(A block of data)
====

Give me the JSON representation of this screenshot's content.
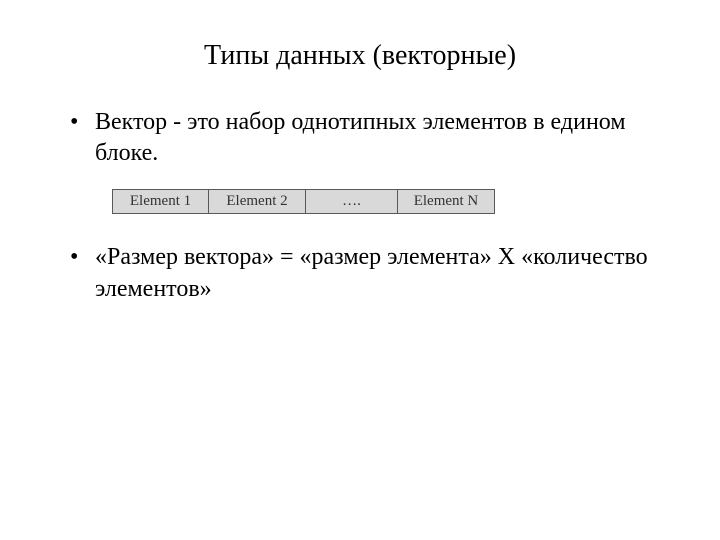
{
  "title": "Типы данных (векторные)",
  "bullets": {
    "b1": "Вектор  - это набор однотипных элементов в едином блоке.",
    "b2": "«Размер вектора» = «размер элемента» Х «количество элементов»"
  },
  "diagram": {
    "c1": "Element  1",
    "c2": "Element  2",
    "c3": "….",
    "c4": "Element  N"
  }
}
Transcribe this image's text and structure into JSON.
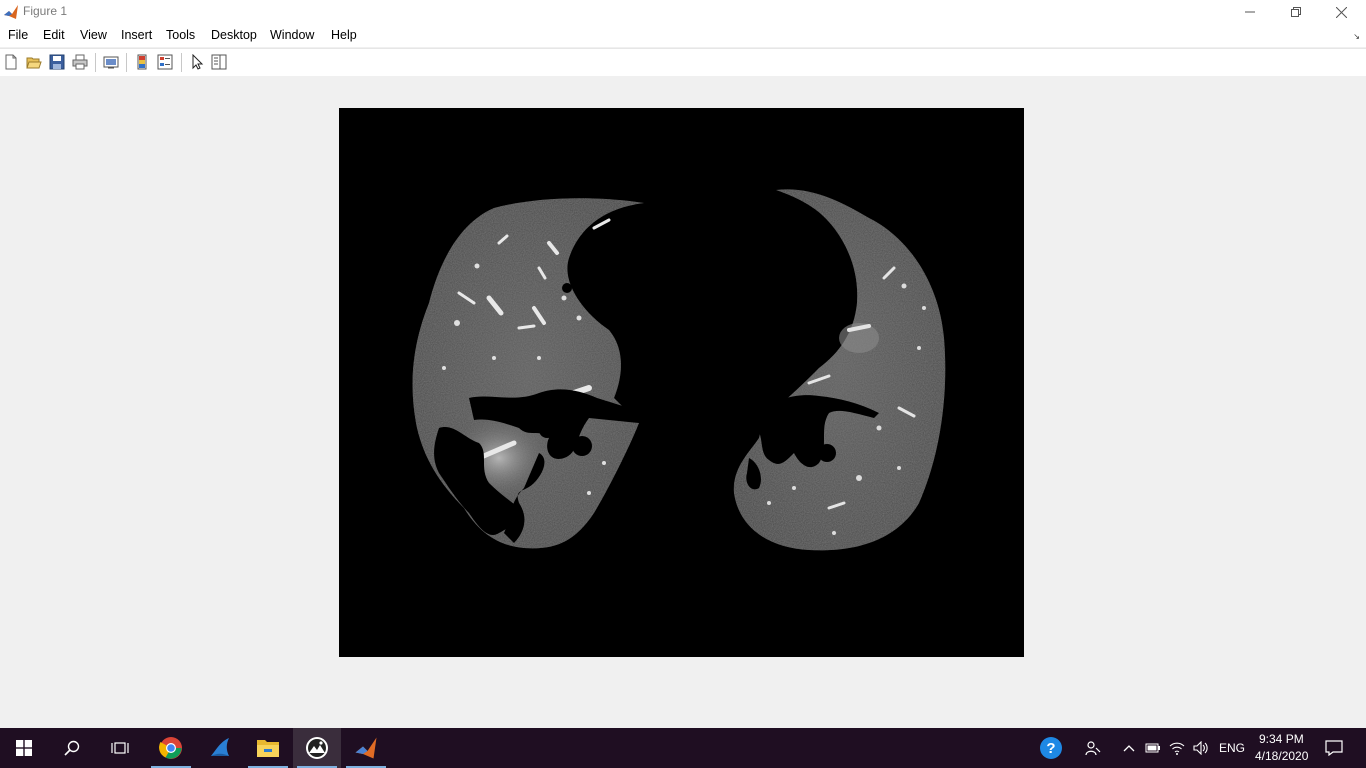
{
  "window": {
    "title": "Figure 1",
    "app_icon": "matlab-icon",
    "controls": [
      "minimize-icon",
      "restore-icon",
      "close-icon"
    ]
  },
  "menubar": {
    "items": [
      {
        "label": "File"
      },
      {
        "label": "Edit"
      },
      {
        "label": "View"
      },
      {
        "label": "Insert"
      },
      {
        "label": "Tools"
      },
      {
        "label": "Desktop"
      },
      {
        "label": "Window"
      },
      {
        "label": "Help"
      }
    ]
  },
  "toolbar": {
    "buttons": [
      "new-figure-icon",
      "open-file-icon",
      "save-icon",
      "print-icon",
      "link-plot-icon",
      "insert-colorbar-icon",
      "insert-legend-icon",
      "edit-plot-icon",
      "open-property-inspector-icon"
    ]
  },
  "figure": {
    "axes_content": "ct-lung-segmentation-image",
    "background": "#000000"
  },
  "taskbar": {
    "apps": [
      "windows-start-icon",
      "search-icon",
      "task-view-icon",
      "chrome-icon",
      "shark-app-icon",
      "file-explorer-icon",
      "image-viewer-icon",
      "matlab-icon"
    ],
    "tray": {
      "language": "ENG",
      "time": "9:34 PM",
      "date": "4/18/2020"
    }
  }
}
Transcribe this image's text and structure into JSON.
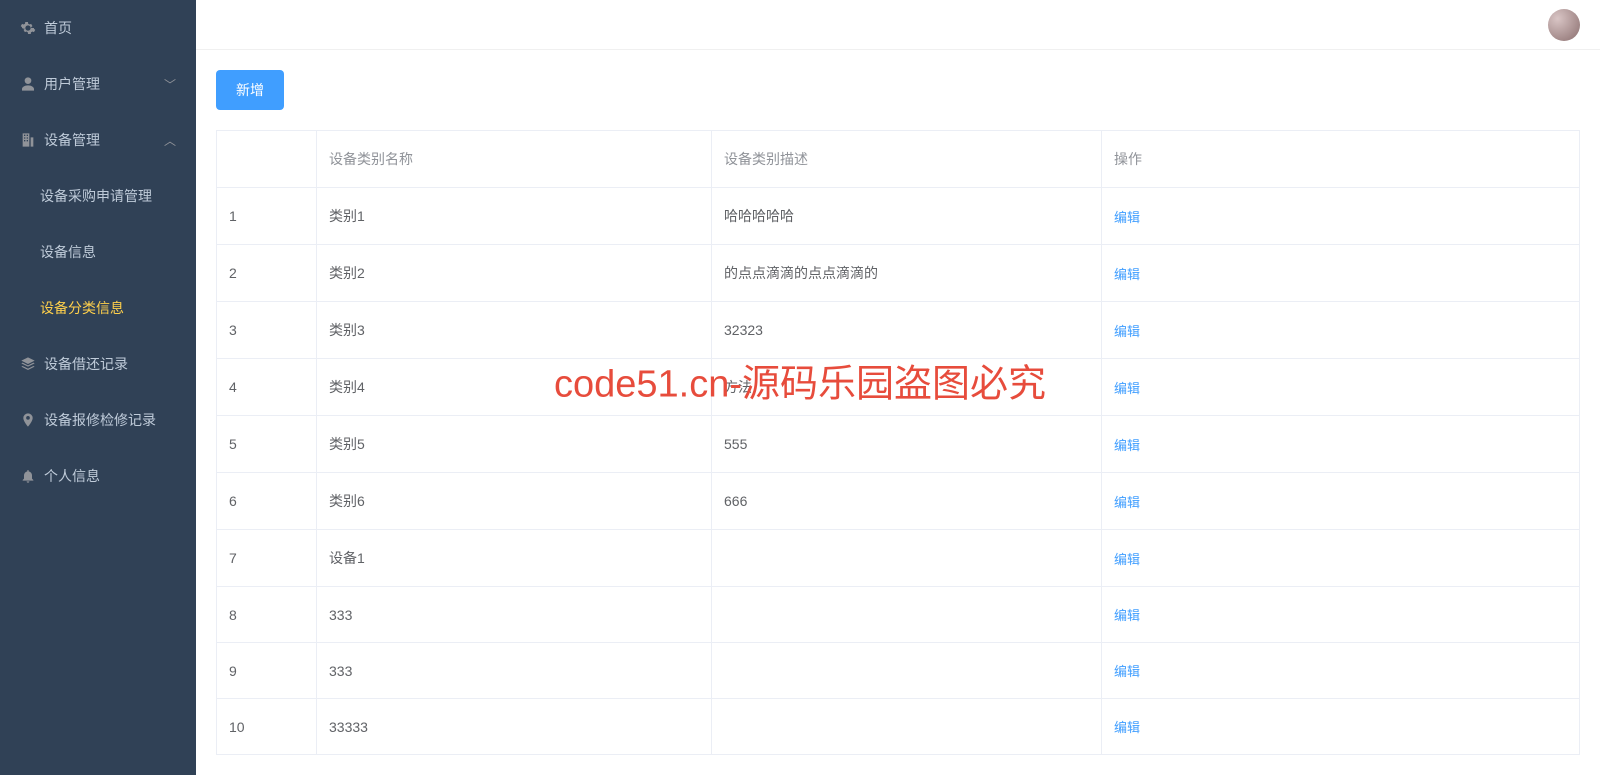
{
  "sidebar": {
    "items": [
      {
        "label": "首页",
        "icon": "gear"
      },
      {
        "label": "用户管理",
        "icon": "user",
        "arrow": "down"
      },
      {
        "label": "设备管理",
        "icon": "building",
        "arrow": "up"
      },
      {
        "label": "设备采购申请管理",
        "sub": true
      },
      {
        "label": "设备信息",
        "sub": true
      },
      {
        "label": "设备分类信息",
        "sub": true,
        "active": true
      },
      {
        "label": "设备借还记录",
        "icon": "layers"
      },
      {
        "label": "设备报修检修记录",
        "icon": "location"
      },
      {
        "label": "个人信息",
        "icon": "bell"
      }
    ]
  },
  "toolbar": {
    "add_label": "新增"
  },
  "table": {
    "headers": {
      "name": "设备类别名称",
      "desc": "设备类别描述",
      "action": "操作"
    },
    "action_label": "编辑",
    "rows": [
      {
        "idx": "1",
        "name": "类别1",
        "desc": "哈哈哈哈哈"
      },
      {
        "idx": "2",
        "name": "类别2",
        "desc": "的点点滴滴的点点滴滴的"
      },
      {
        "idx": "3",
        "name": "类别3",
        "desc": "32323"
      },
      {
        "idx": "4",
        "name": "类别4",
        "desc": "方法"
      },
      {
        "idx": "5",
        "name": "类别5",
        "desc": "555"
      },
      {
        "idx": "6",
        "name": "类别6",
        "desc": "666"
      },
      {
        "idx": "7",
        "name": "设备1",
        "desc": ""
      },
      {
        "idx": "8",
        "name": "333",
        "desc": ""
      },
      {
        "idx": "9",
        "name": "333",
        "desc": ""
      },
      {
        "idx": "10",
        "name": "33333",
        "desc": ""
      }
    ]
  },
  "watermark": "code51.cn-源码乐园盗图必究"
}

====

Do not include images; quote all of the entries above exactly.

Give me the JSON representation of this screenshot's content.
{
  "title": "Типы данных (векторные)",
  "bullets": {
    "b1": "Вектор  - это набор однотипных элементов в едином блоке.",
    "b2": "«Размер вектора» = «размер элемента» Х «количество элементов»"
  },
  "diagram": {
    "c1": "Element  1",
    "c2": "Element  2",
    "c3": "….",
    "c4": "Element  N"
  }
}
Transcribe this image's text and structure into JSON.
{
  "window": {
    "title": "Figure 1",
    "app_icon": "matlab-icon",
    "controls": [
      "minimize-icon",
      "restore-icon",
      "close-icon"
    ]
  },
  "menubar": {
    "items": [
      {
        "label": "File"
      },
      {
        "label": "Edit"
      },
      {
        "label": "View"
      },
      {
        "label": "Insert"
      },
      {
        "label": "Tools"
      },
      {
        "label": "Desktop"
      },
      {
        "label": "Window"
      },
      {
        "label": "Help"
      }
    ]
  },
  "toolbar": {
    "buttons": [
      "new-figure-icon",
      "open-file-icon",
      "save-icon",
      "print-icon",
      "link-plot-icon",
      "insert-colorbar-icon",
      "insert-legend-icon",
      "edit-plot-icon",
      "open-property-inspector-icon"
    ]
  },
  "figure": {
    "axes_content": "ct-lung-segmentation-image",
    "background": "#000000"
  },
  "taskbar": {
    "apps": [
      "windows-start-icon",
      "search-icon",
      "task-view-icon",
      "chrome-icon",
      "shark-app-icon",
      "file-explorer-icon",
      "image-viewer-icon",
      "matlab-icon"
    ],
    "tray": {
      "language": "ENG",
      "time": "9:34 PM",
      "date": "4/18/2020"
    }
  }
}
Transcribe this image's text and structure into JSON.
{
  "sidebar": {
    "items": [
      {
        "label": "首页",
        "icon": "gear"
      },
      {
        "label": "用户管理",
        "icon": "user",
        "arrow": "down"
      },
      {
        "label": "设备管理",
        "icon": "building",
        "arrow": "up"
      },
      {
        "label": "设备采购申请管理",
        "sub": true
      },
      {
        "label": "设备信息",
        "sub": true
      },
      {
        "label": "设备分类信息",
        "sub": true,
        "active": true
      },
      {
        "label": "设备借还记录",
        "icon": "layers"
      },
      {
        "label": "设备报修检修记录",
        "icon": "location"
      },
      {
        "label": "个人信息",
        "icon": "bell"
      }
    ]
  },
  "toolbar": {
    "add_label": "新增"
  },
  "table": {
    "headers": {
      "name": "设备类别名称",
      "desc": "设备类别描述",
      "action": "操作"
    },
    "action_label": "编辑",
    "rows": [
      {
        "idx": "1",
        "name": "类别1",
        "desc": "哈哈哈哈哈"
      },
      {
        "idx": "2",
        "name": "类别2",
        "desc": "的点点滴滴的点点滴滴的"
      },
      {
        "idx": "3",
        "name": "类别3",
        "desc": "32323"
      },
      {
        "idx": "4",
        "name": "类别4",
        "desc": "方法"
      },
      {
        "idx": "5",
        "name": "类别5",
        "desc": "555"
      },
      {
        "idx": "6",
        "name": "类别6",
        "desc": "666"
      },
      {
        "idx": "7",
        "name": "设备1",
        "desc": ""
      },
      {
        "idx": "8",
        "name": "333",
        "desc": ""
      },
      {
        "idx": "9",
        "name": "333",
        "desc": ""
      },
      {
        "idx": "10",
        "name": "33333",
        "desc": ""
      }
    ]
  },
  "watermark": "code51.cn-源码乐园盗图必究"
}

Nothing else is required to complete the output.